*** Records supplied ***

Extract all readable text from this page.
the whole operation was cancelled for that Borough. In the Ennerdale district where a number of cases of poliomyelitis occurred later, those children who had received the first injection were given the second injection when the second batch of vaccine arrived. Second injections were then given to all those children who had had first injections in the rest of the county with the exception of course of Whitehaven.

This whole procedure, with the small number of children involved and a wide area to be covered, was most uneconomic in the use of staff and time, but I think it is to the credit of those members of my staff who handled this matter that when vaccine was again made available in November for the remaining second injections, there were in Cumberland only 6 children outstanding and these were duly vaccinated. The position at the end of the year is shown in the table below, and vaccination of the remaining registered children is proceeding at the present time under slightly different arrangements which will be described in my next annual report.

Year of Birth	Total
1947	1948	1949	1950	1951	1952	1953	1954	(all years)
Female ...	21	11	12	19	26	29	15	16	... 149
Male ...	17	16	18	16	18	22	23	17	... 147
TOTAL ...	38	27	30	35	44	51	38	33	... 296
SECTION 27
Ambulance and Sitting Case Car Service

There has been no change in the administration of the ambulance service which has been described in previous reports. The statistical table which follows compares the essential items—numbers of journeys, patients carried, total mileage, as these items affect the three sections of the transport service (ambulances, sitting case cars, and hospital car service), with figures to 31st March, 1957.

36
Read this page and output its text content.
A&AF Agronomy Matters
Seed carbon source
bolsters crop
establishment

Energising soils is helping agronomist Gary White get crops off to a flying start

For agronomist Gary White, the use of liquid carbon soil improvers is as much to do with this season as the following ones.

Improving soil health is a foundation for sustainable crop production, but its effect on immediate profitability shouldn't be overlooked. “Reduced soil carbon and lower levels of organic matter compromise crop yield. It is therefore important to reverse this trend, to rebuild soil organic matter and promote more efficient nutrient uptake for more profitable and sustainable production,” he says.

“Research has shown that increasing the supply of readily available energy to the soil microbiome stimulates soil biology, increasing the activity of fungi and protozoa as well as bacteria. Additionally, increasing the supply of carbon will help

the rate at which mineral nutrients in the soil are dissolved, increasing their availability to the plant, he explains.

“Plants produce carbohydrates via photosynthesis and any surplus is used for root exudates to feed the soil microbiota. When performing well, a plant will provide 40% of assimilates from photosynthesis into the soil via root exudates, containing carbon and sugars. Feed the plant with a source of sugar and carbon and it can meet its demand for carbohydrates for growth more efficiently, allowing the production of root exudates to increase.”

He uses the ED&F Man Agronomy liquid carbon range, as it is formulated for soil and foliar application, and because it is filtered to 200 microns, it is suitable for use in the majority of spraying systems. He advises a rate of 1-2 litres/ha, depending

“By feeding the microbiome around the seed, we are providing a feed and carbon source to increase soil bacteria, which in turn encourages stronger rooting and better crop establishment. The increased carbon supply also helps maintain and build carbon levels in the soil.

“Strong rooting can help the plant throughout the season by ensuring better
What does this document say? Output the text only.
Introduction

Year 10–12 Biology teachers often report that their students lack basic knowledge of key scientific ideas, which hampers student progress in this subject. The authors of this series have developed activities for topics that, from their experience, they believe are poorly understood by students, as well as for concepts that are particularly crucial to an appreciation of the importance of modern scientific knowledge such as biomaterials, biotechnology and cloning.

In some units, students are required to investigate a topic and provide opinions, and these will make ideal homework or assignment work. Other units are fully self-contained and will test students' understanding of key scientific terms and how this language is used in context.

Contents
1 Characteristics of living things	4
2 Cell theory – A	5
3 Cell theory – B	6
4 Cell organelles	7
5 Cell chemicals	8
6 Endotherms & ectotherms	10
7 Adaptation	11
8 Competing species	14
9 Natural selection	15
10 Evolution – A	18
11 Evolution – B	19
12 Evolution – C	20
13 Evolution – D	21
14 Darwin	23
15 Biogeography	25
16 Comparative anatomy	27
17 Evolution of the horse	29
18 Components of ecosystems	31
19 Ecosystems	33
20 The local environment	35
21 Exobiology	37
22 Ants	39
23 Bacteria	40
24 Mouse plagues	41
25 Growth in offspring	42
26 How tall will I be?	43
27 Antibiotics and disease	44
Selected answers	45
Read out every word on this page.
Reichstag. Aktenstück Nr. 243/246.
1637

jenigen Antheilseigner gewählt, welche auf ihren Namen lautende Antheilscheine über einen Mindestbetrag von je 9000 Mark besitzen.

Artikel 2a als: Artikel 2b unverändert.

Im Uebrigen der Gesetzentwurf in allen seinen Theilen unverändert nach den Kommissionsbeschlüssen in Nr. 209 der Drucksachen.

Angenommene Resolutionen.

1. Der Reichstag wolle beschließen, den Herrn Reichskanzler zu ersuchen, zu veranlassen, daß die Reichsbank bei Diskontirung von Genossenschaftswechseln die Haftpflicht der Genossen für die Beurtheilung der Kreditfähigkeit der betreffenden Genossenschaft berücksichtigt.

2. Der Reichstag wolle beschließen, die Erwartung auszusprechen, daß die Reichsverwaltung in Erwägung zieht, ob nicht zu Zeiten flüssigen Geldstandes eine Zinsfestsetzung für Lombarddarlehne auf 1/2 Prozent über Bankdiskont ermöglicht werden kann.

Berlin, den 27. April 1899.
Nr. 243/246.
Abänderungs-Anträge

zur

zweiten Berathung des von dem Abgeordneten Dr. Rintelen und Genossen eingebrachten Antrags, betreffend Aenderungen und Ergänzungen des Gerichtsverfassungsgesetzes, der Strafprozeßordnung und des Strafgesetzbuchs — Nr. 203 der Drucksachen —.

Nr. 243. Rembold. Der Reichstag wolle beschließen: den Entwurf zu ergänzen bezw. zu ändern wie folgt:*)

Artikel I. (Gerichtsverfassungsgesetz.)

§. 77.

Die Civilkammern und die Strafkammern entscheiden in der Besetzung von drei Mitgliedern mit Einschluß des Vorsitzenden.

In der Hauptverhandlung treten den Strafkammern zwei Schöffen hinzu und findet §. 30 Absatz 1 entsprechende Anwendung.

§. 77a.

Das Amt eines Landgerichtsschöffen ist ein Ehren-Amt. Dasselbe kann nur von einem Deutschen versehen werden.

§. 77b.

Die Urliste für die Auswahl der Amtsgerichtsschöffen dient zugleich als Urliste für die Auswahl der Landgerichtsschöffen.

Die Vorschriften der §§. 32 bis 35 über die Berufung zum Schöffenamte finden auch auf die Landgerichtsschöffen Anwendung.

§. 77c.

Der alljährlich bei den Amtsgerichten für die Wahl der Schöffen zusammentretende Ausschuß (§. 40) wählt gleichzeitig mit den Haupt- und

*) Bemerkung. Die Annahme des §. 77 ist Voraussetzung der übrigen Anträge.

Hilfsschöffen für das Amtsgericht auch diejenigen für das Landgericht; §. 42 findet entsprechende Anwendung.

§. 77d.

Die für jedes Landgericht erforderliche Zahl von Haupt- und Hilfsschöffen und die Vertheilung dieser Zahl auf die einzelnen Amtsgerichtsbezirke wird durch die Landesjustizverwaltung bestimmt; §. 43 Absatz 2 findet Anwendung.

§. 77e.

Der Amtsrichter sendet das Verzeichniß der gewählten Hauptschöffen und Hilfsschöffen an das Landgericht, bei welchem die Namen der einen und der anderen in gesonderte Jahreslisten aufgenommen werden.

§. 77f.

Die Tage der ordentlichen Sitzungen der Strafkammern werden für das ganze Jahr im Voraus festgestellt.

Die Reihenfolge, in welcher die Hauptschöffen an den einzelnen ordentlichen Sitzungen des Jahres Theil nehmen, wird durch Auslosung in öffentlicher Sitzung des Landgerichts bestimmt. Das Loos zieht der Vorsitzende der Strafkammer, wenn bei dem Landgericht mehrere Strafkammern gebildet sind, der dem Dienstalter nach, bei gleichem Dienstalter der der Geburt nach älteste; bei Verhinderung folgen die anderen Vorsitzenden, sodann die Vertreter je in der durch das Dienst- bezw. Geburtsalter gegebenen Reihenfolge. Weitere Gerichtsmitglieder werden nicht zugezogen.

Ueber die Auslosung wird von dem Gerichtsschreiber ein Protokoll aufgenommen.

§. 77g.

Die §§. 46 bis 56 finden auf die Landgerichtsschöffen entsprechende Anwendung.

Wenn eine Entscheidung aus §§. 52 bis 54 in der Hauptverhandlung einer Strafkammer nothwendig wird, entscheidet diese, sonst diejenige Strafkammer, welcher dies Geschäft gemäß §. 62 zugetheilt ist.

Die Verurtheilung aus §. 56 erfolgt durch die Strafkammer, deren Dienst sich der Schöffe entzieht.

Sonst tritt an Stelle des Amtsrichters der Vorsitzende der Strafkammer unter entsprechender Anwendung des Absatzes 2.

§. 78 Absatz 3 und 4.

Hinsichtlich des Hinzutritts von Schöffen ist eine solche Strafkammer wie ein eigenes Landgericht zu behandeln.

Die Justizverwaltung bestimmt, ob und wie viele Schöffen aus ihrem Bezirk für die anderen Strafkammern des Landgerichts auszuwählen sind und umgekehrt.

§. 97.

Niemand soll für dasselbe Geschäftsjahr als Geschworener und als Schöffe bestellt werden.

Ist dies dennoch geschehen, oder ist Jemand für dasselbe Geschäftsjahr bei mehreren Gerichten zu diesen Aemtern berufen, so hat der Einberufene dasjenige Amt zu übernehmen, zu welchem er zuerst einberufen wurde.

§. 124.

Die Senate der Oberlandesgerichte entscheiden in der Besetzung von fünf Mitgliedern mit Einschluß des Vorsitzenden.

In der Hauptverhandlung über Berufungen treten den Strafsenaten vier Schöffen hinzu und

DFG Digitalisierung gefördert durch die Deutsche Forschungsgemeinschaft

*** End of Records supplied ***

- [Task directions]:
Go through the entries above and pull out each line with "Landgerichtsschöffen" in it.

- [Reply to the task]:
Das Amt eines Landgerichtsschöffen ist ein Ehren-Amt. Dasselbe kann nur von einem Deutschen versehen werden.
Die Urliste für die Auswahl der Amtsgerichtsschöffen dient zugleich als Urliste für die Auswahl der Landgerichtsschöffen.
Die Vorschriften der §§. 32 bis 35 über die Berufung zum Schöffenamte finden auch auf die Landgerichtsschöffen Anwendung.
Die §§. 46 bis 56 finden auf die Landgerichtsschöffen entsprechende Anwendung.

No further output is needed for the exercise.